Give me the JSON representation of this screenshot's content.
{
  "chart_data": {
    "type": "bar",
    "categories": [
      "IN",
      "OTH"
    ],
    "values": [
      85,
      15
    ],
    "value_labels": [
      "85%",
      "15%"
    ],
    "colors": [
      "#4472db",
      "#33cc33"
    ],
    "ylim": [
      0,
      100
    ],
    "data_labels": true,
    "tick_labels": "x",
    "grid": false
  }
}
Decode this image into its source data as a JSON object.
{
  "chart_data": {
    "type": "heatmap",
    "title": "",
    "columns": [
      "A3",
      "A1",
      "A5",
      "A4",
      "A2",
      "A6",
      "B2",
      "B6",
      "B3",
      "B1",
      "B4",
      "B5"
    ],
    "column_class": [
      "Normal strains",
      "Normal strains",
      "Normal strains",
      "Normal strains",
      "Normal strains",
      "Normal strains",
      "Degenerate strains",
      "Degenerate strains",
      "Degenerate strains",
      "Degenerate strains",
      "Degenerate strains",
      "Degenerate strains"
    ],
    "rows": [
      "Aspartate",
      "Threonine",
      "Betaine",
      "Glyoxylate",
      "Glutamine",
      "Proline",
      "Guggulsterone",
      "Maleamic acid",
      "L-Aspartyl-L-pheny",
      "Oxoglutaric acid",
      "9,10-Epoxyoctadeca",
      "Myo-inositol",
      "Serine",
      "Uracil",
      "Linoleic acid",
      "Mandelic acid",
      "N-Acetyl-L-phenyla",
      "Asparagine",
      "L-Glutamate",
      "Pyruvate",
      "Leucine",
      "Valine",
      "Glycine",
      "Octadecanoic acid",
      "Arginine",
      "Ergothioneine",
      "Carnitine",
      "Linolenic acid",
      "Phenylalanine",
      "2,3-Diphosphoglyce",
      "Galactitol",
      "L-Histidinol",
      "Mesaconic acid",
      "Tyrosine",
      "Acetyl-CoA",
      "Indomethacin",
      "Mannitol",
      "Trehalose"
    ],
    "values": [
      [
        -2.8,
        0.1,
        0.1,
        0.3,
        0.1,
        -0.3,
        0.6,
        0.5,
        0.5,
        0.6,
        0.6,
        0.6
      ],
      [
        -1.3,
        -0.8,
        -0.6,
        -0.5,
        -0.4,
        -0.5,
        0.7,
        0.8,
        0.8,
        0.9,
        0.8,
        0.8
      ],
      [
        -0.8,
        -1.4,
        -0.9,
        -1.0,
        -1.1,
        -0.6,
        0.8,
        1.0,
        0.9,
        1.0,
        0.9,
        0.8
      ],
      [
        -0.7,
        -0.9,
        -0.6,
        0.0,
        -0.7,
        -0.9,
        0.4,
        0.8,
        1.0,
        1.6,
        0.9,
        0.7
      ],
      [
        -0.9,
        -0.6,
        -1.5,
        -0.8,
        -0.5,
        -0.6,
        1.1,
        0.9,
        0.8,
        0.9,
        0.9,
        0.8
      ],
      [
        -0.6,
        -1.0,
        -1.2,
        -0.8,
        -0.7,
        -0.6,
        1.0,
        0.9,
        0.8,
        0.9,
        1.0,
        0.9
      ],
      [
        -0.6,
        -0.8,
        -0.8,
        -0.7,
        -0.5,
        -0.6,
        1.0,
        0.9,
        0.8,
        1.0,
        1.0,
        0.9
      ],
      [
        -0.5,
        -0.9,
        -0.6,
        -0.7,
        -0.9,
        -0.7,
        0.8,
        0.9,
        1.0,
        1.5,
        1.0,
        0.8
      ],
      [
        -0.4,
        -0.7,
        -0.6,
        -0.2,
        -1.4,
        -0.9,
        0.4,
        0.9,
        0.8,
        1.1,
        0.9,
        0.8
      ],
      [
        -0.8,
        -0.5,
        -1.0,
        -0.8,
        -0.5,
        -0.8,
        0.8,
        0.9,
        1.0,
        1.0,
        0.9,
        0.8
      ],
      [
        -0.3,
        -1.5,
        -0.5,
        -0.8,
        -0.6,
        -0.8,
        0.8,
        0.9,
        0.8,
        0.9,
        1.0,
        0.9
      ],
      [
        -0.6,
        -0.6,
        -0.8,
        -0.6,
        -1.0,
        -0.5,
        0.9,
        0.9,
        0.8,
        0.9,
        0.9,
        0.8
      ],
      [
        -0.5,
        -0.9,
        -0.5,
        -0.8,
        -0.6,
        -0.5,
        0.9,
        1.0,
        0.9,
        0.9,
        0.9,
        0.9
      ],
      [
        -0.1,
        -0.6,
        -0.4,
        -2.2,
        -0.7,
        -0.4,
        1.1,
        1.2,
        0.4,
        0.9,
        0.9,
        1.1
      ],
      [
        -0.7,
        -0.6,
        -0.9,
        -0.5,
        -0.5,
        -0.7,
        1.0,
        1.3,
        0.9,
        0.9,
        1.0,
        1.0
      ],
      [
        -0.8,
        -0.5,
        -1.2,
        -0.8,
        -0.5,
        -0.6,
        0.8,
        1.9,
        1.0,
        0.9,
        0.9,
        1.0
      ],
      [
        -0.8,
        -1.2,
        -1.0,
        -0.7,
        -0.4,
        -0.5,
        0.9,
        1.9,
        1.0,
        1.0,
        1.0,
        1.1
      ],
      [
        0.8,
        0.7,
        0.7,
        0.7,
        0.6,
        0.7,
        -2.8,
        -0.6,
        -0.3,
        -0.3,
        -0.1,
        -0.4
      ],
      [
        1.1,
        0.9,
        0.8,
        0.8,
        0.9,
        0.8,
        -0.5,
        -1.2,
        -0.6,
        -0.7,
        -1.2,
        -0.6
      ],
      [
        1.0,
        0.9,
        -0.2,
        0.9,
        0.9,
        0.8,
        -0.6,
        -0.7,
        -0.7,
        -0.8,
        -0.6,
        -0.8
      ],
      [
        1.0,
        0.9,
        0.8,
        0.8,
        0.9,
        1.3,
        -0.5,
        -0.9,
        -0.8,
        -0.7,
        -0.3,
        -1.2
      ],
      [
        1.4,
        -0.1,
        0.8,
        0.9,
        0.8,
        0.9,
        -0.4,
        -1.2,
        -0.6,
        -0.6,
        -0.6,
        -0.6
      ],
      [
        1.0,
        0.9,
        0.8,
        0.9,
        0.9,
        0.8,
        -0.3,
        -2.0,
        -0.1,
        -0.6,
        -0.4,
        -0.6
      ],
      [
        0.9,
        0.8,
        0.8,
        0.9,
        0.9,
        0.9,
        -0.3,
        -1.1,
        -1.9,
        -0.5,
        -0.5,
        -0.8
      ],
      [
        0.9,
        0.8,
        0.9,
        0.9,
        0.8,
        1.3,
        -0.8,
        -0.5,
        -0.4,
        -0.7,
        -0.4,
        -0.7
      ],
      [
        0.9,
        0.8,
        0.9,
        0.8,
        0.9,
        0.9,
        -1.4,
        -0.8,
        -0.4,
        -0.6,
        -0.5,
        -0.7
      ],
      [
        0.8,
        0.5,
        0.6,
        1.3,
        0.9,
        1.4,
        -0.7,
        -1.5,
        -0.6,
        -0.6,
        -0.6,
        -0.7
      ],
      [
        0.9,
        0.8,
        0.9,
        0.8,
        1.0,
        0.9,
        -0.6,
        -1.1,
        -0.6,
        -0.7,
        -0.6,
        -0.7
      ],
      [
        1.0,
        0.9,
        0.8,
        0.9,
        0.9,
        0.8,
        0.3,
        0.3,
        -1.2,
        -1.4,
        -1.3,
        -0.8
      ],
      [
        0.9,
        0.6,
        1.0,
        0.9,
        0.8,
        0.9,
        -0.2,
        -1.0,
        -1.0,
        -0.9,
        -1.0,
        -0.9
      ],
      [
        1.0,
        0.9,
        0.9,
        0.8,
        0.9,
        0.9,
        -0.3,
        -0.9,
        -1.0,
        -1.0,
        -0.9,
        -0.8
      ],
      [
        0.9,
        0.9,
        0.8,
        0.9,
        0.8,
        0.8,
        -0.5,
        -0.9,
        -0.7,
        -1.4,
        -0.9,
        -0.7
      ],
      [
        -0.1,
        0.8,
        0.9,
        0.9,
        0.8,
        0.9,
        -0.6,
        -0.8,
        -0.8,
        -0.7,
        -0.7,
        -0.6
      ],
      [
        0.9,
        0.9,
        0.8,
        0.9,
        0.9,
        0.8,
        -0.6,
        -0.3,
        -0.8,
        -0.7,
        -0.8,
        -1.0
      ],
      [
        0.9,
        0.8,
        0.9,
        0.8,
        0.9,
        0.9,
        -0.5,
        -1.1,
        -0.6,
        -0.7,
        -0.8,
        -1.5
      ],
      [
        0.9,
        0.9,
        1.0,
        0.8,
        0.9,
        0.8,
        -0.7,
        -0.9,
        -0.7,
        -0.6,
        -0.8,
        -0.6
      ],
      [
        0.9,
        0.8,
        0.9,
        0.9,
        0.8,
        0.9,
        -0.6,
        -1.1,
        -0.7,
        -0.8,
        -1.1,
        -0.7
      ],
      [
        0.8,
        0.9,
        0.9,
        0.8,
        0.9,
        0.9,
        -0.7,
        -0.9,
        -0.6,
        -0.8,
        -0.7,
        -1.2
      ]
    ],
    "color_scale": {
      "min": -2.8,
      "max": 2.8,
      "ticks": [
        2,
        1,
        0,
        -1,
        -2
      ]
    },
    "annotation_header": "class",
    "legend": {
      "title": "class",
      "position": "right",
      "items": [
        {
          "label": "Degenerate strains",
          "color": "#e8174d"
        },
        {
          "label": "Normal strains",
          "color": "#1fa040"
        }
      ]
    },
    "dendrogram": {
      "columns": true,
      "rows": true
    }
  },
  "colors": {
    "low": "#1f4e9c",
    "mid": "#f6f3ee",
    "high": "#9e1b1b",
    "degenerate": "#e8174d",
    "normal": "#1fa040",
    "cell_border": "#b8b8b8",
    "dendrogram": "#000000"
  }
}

WHAT TO WORK ON: How many of the lines above contain the string "true"? Give the number only.

EXPECTED ANSWER: 3